**WHAT THE TASK ASKS**
Leave out the pictures and repeat the data exactly.

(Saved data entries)

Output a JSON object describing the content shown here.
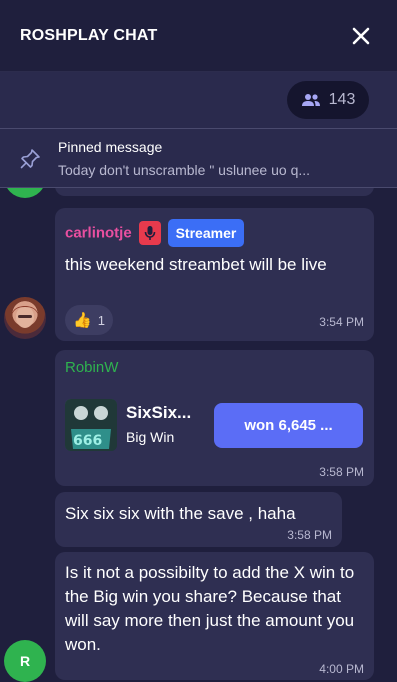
{
  "header": {
    "title": "ROSHPLAY CHAT"
  },
  "online": {
    "count": "143"
  },
  "pinned": {
    "title": "Pinned message",
    "text": "Today don't unscramble \" uslunee uo q..."
  },
  "messages": [
    {
      "username": "carlinotje",
      "username_color": "#e94fa0",
      "badge": "Streamer",
      "text": "this weekend streambet will be live",
      "reaction_emoji": "👍",
      "reaction_count": "1",
      "time": "3:54 PM"
    },
    {
      "username": "RobinW",
      "username_color": "#2fb34f",
      "game_title": "SixSix...",
      "game_subtitle": "Big Win",
      "won_label": "won 6,645 ...",
      "time": "3:58 PM"
    },
    {
      "text": "Six six six with the save , haha",
      "time": "3:58 PM"
    },
    {
      "text": "Is it not a possibilty to add the X win to the Big win you share? Because that will say more then just the amount you won.",
      "time": "4:00 PM",
      "avatar_letter": "R"
    }
  ],
  "colors": {
    "background": "#1f1f3d",
    "bubble": "#2f2f52",
    "accent_blue": "#3b6ef6",
    "won_button": "#5b6df6",
    "mic_badge": "#e83a4d",
    "avatar_green": "#2fb34f"
  }
}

**THE SOLUTION**
Output a JSON object describing the content shown here.
{
  "header": {
    "title": "ROSHPLAY CHAT"
  },
  "online": {
    "count": "143"
  },
  "pinned": {
    "title": "Pinned message",
    "text": "Today don't unscramble \" uslunee uo q..."
  },
  "messages": [
    {
      "username": "carlinotje",
      "username_color": "#e94fa0",
      "badge": "Streamer",
      "text": "this weekend streambet will be live",
      "reaction_emoji": "👍",
      "reaction_count": "1",
      "time": "3:54 PM"
    },
    {
      "username": "RobinW",
      "username_color": "#2fb34f",
      "game_title": "SixSix...",
      "game_subtitle": "Big Win",
      "won_label": "won 6,645 ...",
      "time": "3:58 PM"
    },
    {
      "text": "Six six six with the save , haha",
      "time": "3:58 PM"
    },
    {
      "text": "Is it not a possibilty to add the X win to the Big win you share? Because that will say more then just the amount you won.",
      "time": "4:00 PM",
      "avatar_letter": "R"
    }
  ],
  "colors": {
    "background": "#1f1f3d",
    "bubble": "#2f2f52",
    "accent_blue": "#3b6ef6",
    "won_button": "#5b6df6",
    "mic_badge": "#e83a4d",
    "avatar_green": "#2fb34f"
  }
}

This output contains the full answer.